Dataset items

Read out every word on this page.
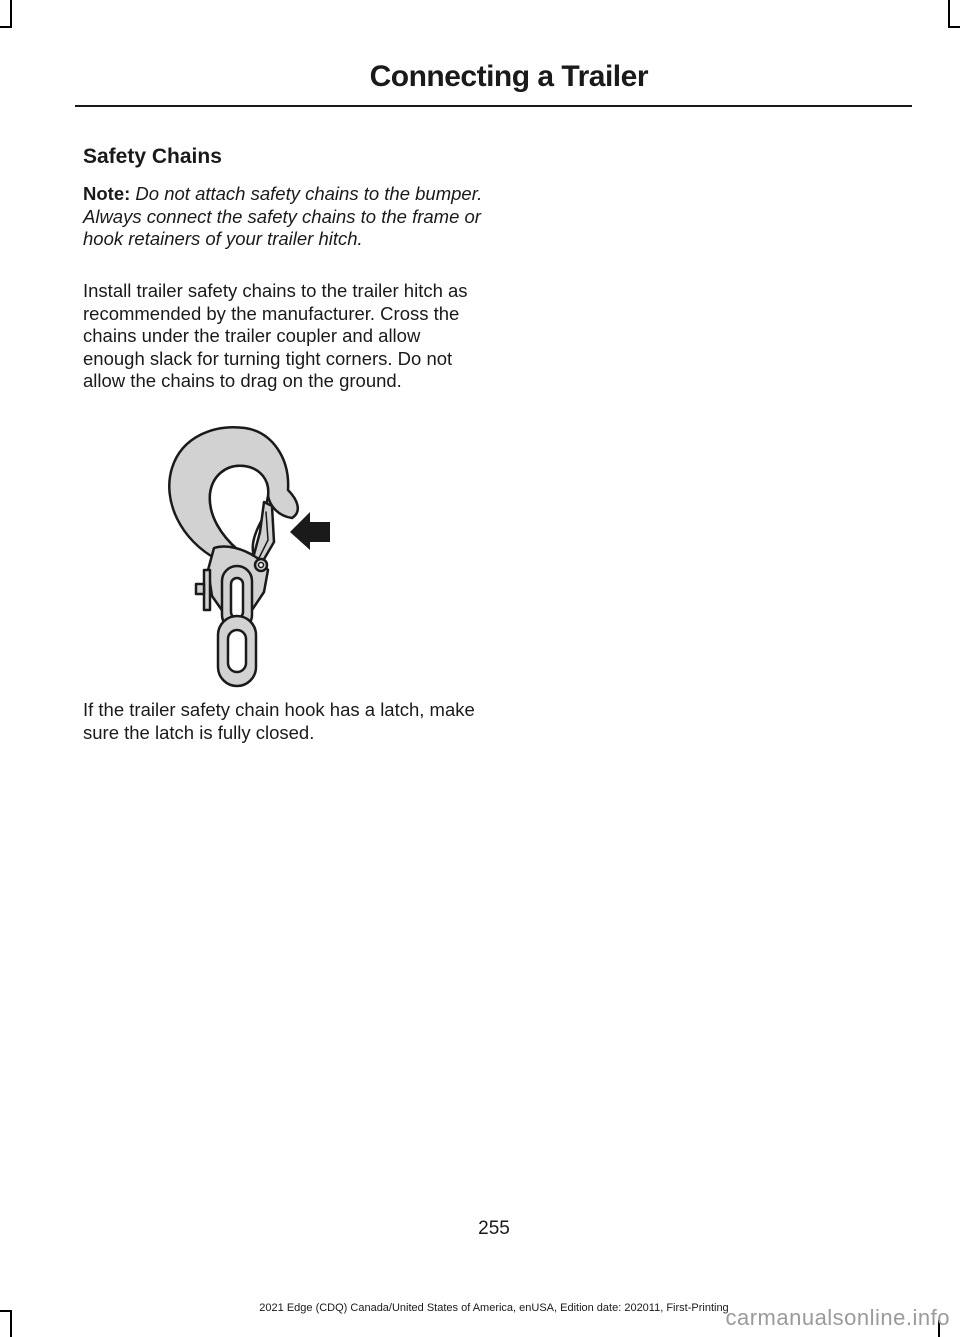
Connecting a Trailer
Safety Chains

Note: Do not attach safety chains to the bumper. Always connect the safety chains to the frame or hook retainers of your trailer hitch.

Install trailer safety chains to the trailer hitch as recommended by the manufacturer. Cross the chains under the trailer coupler and allow enough slack for turning tight corners. Do not allow the chains to drag on the ground.

If the trailer safety chain hook has a latch, make sure the latch is fully closed.

255
2021 Edge (CDQ) Canada/United States of America, enUSA, Edition date: 202011, First-Printing
carmanualsonline.info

▸ Problem details: Without the pictures, output the full listing exactly as it stands.

▸ Solution for this problem:
Read out every word on this page.
Connecting a Trailer
Safety Chains

Note: Do not attach safety chains to the bumper. Always connect the safety chains to the frame or hook retainers of your trailer hitch.

Install trailer safety chains to the trailer hitch as recommended by the manufacturer. Cross the chains under the trailer coupler and allow enough slack for turning tight corners. Do not allow the chains to drag on the ground.

If the trailer safety chain hook has a latch, make sure the latch is fully closed.

255
2021 Edge (CDQ) Canada/United States of America, enUSA, Edition date: 202011, First-Printing
carmanualsonline.info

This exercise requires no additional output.